* begin Record excerpts *

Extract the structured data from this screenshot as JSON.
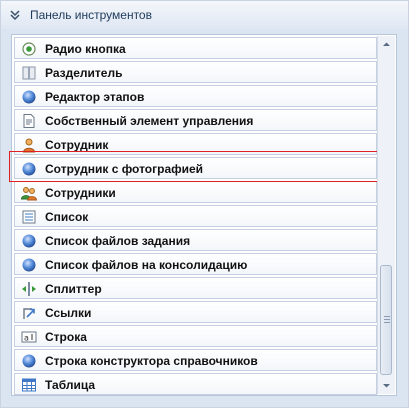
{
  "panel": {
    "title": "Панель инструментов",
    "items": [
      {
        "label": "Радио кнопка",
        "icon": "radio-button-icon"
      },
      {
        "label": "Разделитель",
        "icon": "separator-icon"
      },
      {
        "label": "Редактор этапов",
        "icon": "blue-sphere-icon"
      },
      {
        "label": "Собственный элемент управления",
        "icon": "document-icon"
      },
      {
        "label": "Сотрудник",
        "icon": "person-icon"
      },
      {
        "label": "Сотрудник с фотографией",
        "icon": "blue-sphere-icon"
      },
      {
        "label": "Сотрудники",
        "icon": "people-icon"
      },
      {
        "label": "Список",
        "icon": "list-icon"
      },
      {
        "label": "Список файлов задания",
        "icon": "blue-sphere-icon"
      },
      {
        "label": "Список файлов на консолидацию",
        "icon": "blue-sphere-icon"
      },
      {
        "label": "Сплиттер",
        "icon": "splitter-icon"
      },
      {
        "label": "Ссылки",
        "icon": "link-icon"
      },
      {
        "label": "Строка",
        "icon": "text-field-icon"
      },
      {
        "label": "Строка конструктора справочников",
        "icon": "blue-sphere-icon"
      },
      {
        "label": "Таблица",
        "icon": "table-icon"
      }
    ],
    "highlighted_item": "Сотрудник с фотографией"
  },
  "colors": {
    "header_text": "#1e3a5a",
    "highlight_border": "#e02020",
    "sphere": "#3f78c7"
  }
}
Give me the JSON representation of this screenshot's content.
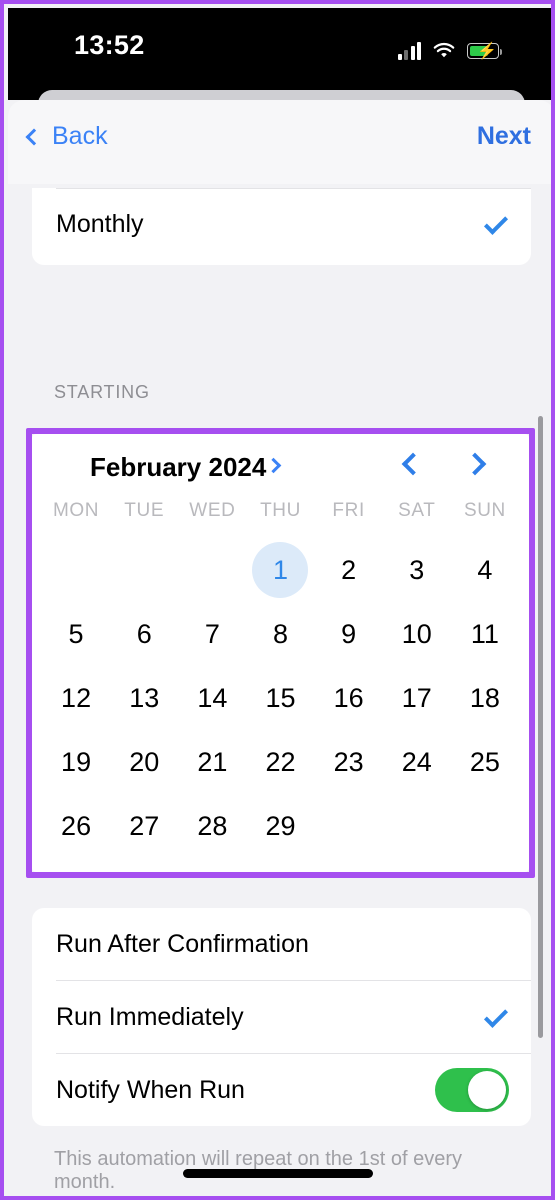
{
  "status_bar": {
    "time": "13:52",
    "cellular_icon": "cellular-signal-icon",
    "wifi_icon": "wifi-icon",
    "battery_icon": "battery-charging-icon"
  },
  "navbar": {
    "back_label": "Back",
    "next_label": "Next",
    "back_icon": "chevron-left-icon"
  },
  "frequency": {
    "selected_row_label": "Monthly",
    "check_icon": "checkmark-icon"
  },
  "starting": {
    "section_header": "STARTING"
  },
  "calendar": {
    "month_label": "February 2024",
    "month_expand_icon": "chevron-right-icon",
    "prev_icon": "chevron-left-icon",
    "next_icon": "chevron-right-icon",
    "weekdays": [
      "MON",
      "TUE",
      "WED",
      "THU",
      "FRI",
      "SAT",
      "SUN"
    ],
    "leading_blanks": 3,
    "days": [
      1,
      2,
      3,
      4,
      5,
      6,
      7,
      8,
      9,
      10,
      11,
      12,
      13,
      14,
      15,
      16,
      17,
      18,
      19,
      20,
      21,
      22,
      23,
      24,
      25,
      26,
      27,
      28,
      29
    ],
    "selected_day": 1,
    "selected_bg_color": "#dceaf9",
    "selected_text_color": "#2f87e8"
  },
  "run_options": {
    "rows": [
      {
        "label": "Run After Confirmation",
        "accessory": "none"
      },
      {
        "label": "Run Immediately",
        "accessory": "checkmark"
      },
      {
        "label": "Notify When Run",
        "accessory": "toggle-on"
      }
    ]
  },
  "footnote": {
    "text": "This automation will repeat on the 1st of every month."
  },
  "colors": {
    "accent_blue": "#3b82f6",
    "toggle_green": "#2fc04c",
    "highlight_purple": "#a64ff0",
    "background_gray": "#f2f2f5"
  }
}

* end Record excerpts *

### Work to complete
Collect the lines of the records that include the string "фотографией".

### Solved exercise
        "label": "Сотрудник с фотографией",
    "highlighted_item": "Сотрудник с фотографией"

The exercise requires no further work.